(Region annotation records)
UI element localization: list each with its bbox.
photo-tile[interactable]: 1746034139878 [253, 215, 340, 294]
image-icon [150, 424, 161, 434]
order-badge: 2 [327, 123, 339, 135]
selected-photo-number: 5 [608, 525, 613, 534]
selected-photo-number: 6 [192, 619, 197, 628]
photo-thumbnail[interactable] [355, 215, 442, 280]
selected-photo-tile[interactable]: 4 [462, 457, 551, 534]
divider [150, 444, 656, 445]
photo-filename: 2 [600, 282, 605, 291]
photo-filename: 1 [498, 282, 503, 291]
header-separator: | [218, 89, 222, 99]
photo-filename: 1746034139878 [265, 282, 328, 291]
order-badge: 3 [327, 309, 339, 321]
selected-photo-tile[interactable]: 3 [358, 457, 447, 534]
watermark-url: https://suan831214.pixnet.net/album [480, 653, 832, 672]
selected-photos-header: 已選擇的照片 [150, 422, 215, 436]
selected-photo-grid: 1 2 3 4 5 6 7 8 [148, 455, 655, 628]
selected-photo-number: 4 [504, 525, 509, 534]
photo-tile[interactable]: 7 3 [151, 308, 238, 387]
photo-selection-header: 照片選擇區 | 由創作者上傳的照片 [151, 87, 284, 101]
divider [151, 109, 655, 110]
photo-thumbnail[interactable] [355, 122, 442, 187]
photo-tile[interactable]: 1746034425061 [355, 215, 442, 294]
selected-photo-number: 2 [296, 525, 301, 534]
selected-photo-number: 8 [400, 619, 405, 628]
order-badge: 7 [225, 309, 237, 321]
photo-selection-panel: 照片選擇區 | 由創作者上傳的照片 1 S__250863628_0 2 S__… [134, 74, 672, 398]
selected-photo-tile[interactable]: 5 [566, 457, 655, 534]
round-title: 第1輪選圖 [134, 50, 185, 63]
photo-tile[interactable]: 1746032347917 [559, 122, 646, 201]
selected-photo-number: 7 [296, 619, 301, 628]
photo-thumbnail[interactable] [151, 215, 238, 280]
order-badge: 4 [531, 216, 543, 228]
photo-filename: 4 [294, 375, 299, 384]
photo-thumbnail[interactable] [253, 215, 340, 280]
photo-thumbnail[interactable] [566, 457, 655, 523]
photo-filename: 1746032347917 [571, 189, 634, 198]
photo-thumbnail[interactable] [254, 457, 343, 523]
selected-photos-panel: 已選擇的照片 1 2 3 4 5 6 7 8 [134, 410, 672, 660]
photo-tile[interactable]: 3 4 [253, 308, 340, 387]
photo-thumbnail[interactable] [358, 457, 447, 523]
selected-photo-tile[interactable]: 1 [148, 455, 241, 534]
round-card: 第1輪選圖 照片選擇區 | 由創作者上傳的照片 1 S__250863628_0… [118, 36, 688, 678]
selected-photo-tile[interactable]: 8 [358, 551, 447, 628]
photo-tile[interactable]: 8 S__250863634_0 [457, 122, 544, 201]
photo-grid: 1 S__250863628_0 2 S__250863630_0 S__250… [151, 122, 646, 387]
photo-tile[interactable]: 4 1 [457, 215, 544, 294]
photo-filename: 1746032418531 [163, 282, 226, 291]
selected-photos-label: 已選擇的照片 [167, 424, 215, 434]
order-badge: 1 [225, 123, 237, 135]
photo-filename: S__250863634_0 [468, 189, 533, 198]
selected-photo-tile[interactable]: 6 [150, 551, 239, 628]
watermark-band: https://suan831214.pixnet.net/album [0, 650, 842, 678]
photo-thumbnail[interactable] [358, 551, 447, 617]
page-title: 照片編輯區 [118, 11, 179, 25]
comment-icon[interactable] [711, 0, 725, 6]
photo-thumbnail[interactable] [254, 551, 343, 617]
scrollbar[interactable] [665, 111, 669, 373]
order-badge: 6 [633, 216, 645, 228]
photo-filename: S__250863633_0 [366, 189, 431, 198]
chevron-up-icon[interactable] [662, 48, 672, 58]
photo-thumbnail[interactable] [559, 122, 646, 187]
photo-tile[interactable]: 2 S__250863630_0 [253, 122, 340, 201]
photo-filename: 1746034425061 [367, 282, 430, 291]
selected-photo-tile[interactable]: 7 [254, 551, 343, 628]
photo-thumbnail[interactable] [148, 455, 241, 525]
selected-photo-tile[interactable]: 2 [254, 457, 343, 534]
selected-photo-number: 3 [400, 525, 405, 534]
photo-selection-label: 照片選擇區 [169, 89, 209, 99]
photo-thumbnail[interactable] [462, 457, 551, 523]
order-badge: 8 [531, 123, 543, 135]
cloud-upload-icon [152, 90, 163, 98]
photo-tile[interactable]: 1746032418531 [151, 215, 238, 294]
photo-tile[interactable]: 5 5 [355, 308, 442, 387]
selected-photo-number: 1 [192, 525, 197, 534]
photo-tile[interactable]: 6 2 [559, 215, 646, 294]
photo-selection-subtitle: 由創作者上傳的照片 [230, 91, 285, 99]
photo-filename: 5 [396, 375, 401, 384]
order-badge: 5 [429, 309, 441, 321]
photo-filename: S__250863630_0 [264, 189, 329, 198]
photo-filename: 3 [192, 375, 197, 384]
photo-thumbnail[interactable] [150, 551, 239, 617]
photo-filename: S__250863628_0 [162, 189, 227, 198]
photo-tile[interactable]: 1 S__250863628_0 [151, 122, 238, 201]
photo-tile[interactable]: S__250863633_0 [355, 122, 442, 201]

→ EXERCISE: Copy out, unchanged, every line from the start of the records through the line containing "selected-photo-number: 7 [296, 619, 301, 628]", including that line.

→ SOLUTION:
UI element localization: list each with its bbox.
photo-tile[interactable]: 1746034139878 [253, 215, 340, 294]
image-icon [150, 424, 161, 434]
order-badge: 2 [327, 123, 339, 135]
selected-photo-number: 5 [608, 525, 613, 534]
selected-photo-number: 6 [192, 619, 197, 628]
photo-thumbnail[interactable] [355, 215, 442, 280]
selected-photo-tile[interactable]: 4 [462, 457, 551, 534]
divider [150, 444, 656, 445]
photo-filename: 2 [600, 282, 605, 291]
photo-filename: 1 [498, 282, 503, 291]
header-separator: | [218, 89, 222, 99]
photo-filename: 1746034139878 [265, 282, 328, 291]
order-badge: 3 [327, 309, 339, 321]
selected-photo-tile[interactable]: 3 [358, 457, 447, 534]
watermark-url: https://suan831214.pixnet.net/album [480, 653, 832, 672]
selected-photos-header: 已選擇的照片 [150, 422, 215, 436]
selected-photo-grid: 1 2 3 4 5 6 7 8 [148, 455, 655, 628]
selected-photo-number: 4 [504, 525, 509, 534]
photo-tile[interactable]: 7 3 [151, 308, 238, 387]
photo-selection-header: 照片選擇區 | 由創作者上傳的照片 [151, 87, 284, 101]
divider [151, 109, 655, 110]
photo-thumbnail[interactable] [355, 122, 442, 187]
photo-tile[interactable]: 1746034425061 [355, 215, 442, 294]
selected-photo-number: 2 [296, 525, 301, 534]
selected-photo-number: 8 [400, 619, 405, 628]
order-badge: 7 [225, 309, 237, 321]
photo-selection-panel: 照片選擇區 | 由創作者上傳的照片 1 S__250863628_0 2 S__… [134, 74, 672, 398]
selected-photo-tile[interactable]: 5 [566, 457, 655, 534]
round-title: 第1輪選圖 [134, 50, 185, 63]
photo-tile[interactable]: 1746032347917 [559, 122, 646, 201]
selected-photo-number: 7 [296, 619, 301, 628]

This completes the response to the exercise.